Data entries

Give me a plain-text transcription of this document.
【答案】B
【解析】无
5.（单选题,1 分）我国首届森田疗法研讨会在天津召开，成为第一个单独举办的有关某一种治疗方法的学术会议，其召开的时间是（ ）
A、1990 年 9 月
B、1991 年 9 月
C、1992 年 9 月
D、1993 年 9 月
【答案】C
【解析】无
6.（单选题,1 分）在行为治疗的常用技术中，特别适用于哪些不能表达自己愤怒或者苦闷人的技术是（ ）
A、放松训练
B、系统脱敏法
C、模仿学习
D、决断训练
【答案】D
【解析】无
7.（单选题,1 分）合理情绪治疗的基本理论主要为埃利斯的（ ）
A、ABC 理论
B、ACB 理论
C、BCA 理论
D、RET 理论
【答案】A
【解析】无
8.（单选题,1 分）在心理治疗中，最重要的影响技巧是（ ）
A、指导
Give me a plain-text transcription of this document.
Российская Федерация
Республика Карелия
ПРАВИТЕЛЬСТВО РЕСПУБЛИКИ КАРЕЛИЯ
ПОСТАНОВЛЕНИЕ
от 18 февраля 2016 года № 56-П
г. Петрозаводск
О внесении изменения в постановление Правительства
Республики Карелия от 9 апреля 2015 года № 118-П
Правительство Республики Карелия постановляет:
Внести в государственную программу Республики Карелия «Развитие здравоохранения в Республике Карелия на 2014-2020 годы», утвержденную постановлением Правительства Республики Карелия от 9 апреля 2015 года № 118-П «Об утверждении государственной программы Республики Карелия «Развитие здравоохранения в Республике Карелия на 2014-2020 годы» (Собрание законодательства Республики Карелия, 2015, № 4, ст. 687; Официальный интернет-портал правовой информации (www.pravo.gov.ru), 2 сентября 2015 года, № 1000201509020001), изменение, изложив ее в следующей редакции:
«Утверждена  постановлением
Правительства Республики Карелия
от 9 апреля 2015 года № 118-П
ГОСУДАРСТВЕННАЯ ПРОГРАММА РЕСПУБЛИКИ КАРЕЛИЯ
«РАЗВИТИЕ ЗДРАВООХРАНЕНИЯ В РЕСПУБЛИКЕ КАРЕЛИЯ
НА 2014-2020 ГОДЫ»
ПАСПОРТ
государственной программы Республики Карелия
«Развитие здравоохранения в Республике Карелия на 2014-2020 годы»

=== REQUIRED TASK ===
The records above should be repeated in full, exactly as given.

=== EXERCISE RESULT ===
Give me a plain-text transcription of this document.
【答案】B
【解析】无
5.（单选题,1 分）我国首届森田疗法研讨会在天津召开，成为第一个单独举办的有关某一种治疗方法的学术会议，其召开的时间是（ ）
A、1990 年 9 月
B、1991 年 9 月
C、1992 年 9 月
D、1993 年 9 月
【答案】C
【解析】无
6.（单选题,1 分）在行为治疗的常用技术中，特别适用于哪些不能表达自己愤怒或者苦闷人的技术是（ ）
A、放松训练
B、系统脱敏法
C、模仿学习
D、决断训练
【答案】D
【解析】无
7.（单选题,1 分）合理情绪治疗的基本理论主要为埃利斯的（ ）
A、ABC 理论
B、ACB 理论
C、BCA 理论
D、RET 理论
【答案】A
【解析】无
8.（单选题,1 分）在心理治疗中，最重要的影响技巧是（ ）
A、指导
Give me a plain-text transcription of this document.
Российская Федерация
Республика Карелия
ПРАВИТЕЛЬСТВО РЕСПУБЛИКИ КАРЕЛИЯ
ПОСТАНОВЛЕНИЕ
от 18 февраля 2016 года № 56-П
г. Петрозаводск
О внесении изменения в постановление Правительства
Республики Карелия от 9 апреля 2015 года № 118-П
Правительство Республики Карелия постановляет:
Внести в государственную программу Республики Карелия «Развитие здравоохранения в Республике Карелия на 2014-2020 годы», утвержденную постановлением Правительства Республики Карелия от 9 апреля 2015 года № 118-П «Об утверждении государственной программы Республики Карелия «Развитие здравоохранения в Республике Карелия на 2014-2020 годы» (Собрание законодательства Республики Карелия, 2015, № 4, ст. 687; Официальный интернет-портал правовой информации (www.pravo.gov.ru), 2 сентября 2015 года, № 1000201509020001), изменение, изложив ее в следующей редакции:
«Утверждена  постановлением
Правительства Республики Карелия
от 9 апреля 2015 года № 118-П
ГОСУДАРСТВЕННАЯ ПРОГРАММА РЕСПУБЛИКИ КАРЕЛИЯ
«РАЗВИТИЕ ЗДРАВООХРАНЕНИЯ В РЕСПУБЛИКЕ КАРЕЛИЯ
НА 2014-2020 ГОДЫ»
ПАСПОРТ
государственной программы Республики Карелия
«Развитие здравоохранения в Республике Карелия на 2014-2020 годы»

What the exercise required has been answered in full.